##### DATA FOR THIS TASK
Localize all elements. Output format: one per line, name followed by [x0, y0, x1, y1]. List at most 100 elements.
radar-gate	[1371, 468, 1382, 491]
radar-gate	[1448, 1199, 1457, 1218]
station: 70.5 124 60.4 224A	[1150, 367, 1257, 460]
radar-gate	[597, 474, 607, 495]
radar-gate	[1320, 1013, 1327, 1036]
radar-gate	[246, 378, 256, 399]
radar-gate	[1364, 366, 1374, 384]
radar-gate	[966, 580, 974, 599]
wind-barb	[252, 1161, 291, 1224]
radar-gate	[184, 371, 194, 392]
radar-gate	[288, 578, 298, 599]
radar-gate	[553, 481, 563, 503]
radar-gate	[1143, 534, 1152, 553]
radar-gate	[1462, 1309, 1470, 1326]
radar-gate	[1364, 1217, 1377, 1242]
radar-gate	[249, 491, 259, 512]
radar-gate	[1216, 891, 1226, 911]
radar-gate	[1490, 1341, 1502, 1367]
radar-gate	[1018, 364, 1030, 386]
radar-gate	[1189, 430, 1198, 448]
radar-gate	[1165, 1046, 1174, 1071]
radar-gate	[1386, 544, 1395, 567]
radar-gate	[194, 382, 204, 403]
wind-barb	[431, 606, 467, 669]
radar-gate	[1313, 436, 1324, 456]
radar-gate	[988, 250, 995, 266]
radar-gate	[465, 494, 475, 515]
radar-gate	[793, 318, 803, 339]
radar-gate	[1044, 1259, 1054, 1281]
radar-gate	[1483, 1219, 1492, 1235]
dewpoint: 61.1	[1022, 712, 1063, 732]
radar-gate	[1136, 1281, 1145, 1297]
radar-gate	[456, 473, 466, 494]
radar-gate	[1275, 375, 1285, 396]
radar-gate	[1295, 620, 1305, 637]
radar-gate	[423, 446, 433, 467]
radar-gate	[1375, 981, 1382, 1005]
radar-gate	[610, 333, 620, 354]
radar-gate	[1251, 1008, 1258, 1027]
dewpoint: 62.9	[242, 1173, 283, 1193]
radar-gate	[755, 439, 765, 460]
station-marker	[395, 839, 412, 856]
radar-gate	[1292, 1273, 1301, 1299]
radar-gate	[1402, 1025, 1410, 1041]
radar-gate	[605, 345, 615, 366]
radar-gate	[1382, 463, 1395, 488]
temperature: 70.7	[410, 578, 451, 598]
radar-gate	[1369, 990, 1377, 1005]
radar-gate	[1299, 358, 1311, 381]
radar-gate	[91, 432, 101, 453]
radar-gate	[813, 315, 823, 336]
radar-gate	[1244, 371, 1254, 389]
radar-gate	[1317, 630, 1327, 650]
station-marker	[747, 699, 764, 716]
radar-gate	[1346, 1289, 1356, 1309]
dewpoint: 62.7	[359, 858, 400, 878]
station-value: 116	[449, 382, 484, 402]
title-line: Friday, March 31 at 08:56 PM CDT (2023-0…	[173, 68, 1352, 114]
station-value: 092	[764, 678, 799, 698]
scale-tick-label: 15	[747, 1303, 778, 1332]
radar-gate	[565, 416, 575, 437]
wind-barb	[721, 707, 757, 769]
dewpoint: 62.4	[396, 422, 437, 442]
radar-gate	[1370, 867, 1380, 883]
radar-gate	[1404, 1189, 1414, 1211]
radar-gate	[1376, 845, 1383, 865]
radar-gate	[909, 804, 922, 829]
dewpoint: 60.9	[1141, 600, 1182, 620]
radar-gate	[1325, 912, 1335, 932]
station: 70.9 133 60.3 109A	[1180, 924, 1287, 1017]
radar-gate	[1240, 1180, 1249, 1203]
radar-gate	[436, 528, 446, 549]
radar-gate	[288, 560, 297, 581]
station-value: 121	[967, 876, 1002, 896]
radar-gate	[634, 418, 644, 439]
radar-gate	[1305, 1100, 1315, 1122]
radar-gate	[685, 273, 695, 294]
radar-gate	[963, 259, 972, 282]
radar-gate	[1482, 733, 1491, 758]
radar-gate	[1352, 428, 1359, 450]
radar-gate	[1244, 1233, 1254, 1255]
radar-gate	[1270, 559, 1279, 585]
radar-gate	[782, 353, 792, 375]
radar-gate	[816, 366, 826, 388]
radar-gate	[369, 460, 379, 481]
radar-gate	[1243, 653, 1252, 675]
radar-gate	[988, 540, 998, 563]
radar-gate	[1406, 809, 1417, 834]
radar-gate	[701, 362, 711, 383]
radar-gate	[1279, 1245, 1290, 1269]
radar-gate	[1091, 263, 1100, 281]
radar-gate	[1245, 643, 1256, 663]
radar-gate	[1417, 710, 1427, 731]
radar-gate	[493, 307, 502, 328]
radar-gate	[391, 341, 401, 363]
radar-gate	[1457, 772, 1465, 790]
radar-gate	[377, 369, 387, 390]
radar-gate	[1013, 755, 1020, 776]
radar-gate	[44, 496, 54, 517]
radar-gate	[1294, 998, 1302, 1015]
##########
▶ PROMPT
Please rewrite the rows above, replacing "radar-gate" with "radar-bin" everywhere and changing nothing else.

▶ COMPLETE OUTPUT
Localize all elements. Output format: one per line, name followed by [x0, y0, x1, y1]. List at most 100 elements.
radar-bin	[1371, 468, 1382, 491]
radar-bin	[1448, 1199, 1457, 1218]
station: 70.5 124 60.4 224A	[1150, 367, 1257, 460]
radar-bin	[597, 474, 607, 495]
radar-bin	[1320, 1013, 1327, 1036]
radar-bin	[246, 378, 256, 399]
radar-bin	[1364, 366, 1374, 384]
radar-bin	[966, 580, 974, 599]
wind-barb	[252, 1161, 291, 1224]
radar-bin	[184, 371, 194, 392]
radar-bin	[288, 578, 298, 599]
radar-bin	[553, 481, 563, 503]
radar-bin	[1143, 534, 1152, 553]
radar-bin	[1462, 1309, 1470, 1326]
radar-bin	[1364, 1217, 1377, 1242]
radar-bin	[249, 491, 259, 512]
radar-bin	[1216, 891, 1226, 911]
radar-bin	[1490, 1341, 1502, 1367]
radar-bin	[1018, 364, 1030, 386]
radar-bin	[1189, 430, 1198, 448]
radar-bin	[1165, 1046, 1174, 1071]
radar-bin	[1386, 544, 1395, 567]
radar-bin	[194, 382, 204, 403]
wind-barb	[431, 606, 467, 669]
radar-bin	[1313, 436, 1324, 456]
radar-bin	[988, 250, 995, 266]
radar-bin	[465, 494, 475, 515]
radar-bin	[793, 318, 803, 339]
radar-bin	[1044, 1259, 1054, 1281]
radar-bin	[1483, 1219, 1492, 1235]
dewpoint: 61.1	[1022, 712, 1063, 732]
radar-bin	[1136, 1281, 1145, 1297]
radar-bin	[456, 473, 466, 494]
radar-bin	[1275, 375, 1285, 396]
radar-bin	[1295, 620, 1305, 637]
radar-bin	[423, 446, 433, 467]
radar-bin	[1375, 981, 1382, 1005]
radar-bin	[610, 333, 620, 354]
radar-bin	[1251, 1008, 1258, 1027]
dewpoint: 62.9	[242, 1173, 283, 1193]
radar-bin	[755, 439, 765, 460]
station-marker	[395, 839, 412, 856]
radar-bin	[1292, 1273, 1301, 1299]
radar-bin	[1402, 1025, 1410, 1041]
radar-bin	[605, 345, 615, 366]
radar-bin	[1382, 463, 1395, 488]
temperature: 70.7	[410, 578, 451, 598]
radar-bin	[1369, 990, 1377, 1005]
radar-bin	[1299, 358, 1311, 381]
radar-bin	[91, 432, 101, 453]
radar-bin	[813, 315, 823, 336]
radar-bin	[1244, 371, 1254, 389]
radar-bin	[1317, 630, 1327, 650]
station-marker	[747, 699, 764, 716]
radar-bin	[1346, 1289, 1356, 1309]
dewpoint: 62.7	[359, 858, 400, 878]
station-value: 116	[449, 382, 484, 402]
title-line: Friday, March 31 at 08:56 PM CDT (2023-0…	[173, 68, 1352, 114]
station-value: 092	[764, 678, 799, 698]
scale-tick-label: 15	[747, 1303, 778, 1332]
radar-bin	[565, 416, 575, 437]
wind-barb	[721, 707, 757, 769]
dewpoint: 62.4	[396, 422, 437, 442]
radar-bin	[1370, 867, 1380, 883]
radar-bin	[1404, 1189, 1414, 1211]
radar-bin	[1376, 845, 1383, 865]
radar-bin	[909, 804, 922, 829]
dewpoint: 60.9	[1141, 600, 1182, 620]
radar-bin	[1325, 912, 1335, 932]
station: 70.9 133 60.3 109A	[1180, 924, 1287, 1017]
radar-bin	[1240, 1180, 1249, 1203]
radar-bin	[436, 528, 446, 549]
radar-bin	[288, 560, 297, 581]
station-value: 121	[967, 876, 1002, 896]
radar-bin	[634, 418, 644, 439]
radar-bin	[1305, 1100, 1315, 1122]
radar-bin	[685, 273, 695, 294]
radar-bin	[963, 259, 972, 282]
radar-bin	[1482, 733, 1491, 758]
radar-bin	[1352, 428, 1359, 450]
radar-bin	[1244, 1233, 1254, 1255]
radar-bin	[1270, 559, 1279, 585]
radar-bin	[782, 353, 792, 375]
radar-bin	[816, 366, 826, 388]
radar-bin	[369, 460, 379, 481]
radar-bin	[1243, 653, 1252, 675]
radar-bin	[988, 540, 998, 563]
radar-bin	[1406, 809, 1417, 834]
radar-bin	[701, 362, 711, 383]
radar-bin	[1279, 1245, 1290, 1269]
radar-bin	[1091, 263, 1100, 281]
radar-bin	[1245, 643, 1256, 663]
radar-bin	[1417, 710, 1427, 731]
radar-bin	[493, 307, 502, 328]
radar-bin	[391, 341, 401, 363]
radar-bin	[1457, 772, 1465, 790]
radar-bin	[377, 369, 387, 390]
radar-bin	[1013, 755, 1020, 776]
radar-bin	[44, 496, 54, 517]
radar-bin	[1294, 998, 1302, 1015]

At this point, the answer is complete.